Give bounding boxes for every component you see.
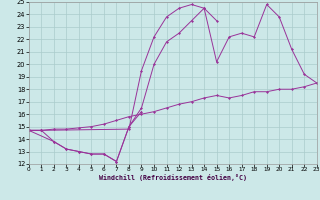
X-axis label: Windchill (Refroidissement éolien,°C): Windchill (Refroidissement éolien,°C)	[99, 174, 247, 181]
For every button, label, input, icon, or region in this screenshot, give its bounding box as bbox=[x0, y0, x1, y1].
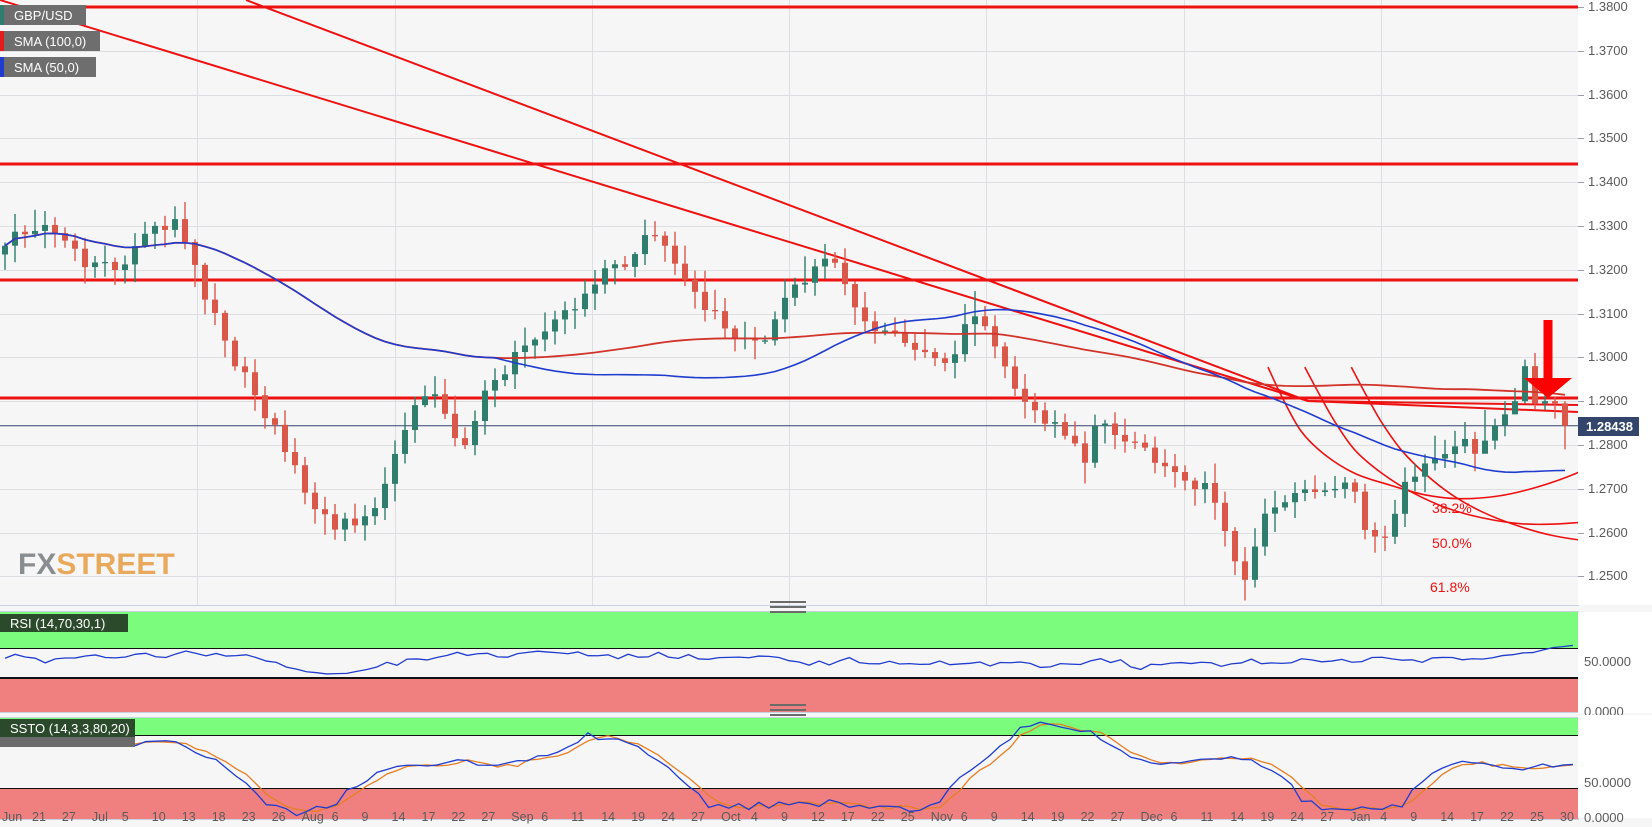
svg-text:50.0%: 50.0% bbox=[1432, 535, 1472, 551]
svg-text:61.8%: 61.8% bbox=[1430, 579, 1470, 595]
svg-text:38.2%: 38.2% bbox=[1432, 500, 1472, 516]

== == ==

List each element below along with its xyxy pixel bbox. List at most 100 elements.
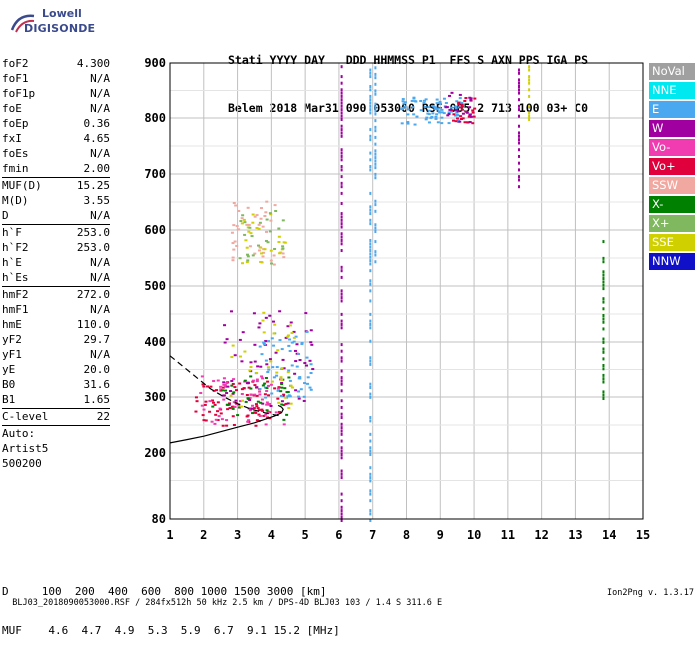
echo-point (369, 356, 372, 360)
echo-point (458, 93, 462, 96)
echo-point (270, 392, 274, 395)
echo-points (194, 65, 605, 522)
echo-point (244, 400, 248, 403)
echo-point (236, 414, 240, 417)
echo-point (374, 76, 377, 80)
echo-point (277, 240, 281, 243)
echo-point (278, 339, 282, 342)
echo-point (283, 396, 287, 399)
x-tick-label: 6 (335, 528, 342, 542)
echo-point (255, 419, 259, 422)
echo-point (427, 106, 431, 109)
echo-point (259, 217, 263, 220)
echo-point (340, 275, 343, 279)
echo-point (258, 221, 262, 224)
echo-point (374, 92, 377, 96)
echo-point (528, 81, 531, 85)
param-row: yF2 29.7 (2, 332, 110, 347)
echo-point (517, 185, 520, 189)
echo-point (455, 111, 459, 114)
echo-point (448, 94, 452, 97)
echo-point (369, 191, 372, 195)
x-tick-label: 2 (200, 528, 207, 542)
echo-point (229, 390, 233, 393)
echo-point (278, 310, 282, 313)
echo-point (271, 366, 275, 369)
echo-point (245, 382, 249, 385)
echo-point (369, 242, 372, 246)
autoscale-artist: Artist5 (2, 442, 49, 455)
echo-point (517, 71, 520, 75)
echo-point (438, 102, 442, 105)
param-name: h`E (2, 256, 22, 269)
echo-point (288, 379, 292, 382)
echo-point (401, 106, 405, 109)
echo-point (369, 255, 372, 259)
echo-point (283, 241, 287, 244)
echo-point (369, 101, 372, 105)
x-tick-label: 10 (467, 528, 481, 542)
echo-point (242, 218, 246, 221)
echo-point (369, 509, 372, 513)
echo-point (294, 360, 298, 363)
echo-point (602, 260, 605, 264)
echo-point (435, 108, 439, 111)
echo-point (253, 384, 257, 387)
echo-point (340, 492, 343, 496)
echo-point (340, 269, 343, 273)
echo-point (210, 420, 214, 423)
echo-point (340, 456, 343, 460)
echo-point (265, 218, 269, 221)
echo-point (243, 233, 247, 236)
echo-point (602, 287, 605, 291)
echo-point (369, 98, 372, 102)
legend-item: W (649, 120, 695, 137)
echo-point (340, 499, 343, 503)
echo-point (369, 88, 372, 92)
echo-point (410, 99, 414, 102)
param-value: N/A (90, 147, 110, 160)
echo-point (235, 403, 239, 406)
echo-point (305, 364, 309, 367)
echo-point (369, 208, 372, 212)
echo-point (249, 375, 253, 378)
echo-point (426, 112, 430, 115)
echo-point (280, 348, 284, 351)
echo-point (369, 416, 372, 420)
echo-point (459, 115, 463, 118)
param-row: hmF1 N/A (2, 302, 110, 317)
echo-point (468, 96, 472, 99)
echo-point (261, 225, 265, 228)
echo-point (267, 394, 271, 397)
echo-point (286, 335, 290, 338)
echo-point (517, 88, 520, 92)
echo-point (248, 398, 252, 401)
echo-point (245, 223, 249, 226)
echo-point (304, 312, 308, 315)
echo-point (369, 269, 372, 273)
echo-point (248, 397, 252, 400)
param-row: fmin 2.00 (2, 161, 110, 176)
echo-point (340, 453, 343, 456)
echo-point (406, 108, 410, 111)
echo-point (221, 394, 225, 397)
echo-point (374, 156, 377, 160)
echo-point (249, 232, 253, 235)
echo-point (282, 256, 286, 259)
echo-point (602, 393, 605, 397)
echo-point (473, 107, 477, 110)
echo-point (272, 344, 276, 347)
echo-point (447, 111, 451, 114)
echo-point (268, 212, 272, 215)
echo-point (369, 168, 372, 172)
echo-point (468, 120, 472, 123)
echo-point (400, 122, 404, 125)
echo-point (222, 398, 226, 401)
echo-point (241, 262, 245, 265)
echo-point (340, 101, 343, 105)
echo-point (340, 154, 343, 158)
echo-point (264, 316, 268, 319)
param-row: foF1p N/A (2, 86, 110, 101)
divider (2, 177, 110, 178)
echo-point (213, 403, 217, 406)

== == ==

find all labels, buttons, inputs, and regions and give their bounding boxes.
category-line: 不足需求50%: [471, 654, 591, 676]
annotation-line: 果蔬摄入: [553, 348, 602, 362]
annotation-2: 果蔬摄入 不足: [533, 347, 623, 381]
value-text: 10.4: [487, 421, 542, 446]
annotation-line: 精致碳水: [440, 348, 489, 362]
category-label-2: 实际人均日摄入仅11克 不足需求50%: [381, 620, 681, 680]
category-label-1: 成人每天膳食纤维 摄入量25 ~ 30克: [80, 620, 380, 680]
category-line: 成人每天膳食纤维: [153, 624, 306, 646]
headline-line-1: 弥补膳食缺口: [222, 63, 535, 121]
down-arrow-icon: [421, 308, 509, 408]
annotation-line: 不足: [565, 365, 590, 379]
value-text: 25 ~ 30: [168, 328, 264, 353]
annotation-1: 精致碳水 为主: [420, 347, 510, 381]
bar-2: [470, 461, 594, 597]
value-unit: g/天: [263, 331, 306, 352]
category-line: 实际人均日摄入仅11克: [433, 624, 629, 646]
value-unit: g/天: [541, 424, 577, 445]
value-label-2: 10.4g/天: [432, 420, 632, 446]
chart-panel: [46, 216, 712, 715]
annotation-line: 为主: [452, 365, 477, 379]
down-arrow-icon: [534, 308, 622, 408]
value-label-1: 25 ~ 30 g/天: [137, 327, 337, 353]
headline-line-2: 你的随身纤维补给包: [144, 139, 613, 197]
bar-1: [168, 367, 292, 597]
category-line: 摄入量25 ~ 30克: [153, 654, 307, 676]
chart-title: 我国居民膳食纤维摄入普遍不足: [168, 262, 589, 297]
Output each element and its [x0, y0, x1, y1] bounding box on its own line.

== == ==

• What is asked: Rewrite everything in the listing from the line containing "Give bounding boxes" down to the line containing "svg-text:38.2%: 38.2% bbox=[1432, 500, 1472, 516]", putting "screen capture" in place of "screenshot" and leaving all else unchanged. Omit the pictures.

• Task answer:
Give bounding boxes for every component you see.
X-axis label: Windchill (Refroidissement éolien,°C): Windchill (Refroidissement éolien,°C)	[99, 174, 247, 181]
For every button, label, input, icon, or region in this screen capture, give its bounding box as bbox=[x0, y0, x1, y1].
svg-text:50.0%: 50.0% bbox=[1432, 535, 1472, 551]
svg-text:61.8%: 61.8% bbox=[1430, 579, 1470, 595]
svg-text:38.2%: 38.2% bbox=[1432, 500, 1472, 516]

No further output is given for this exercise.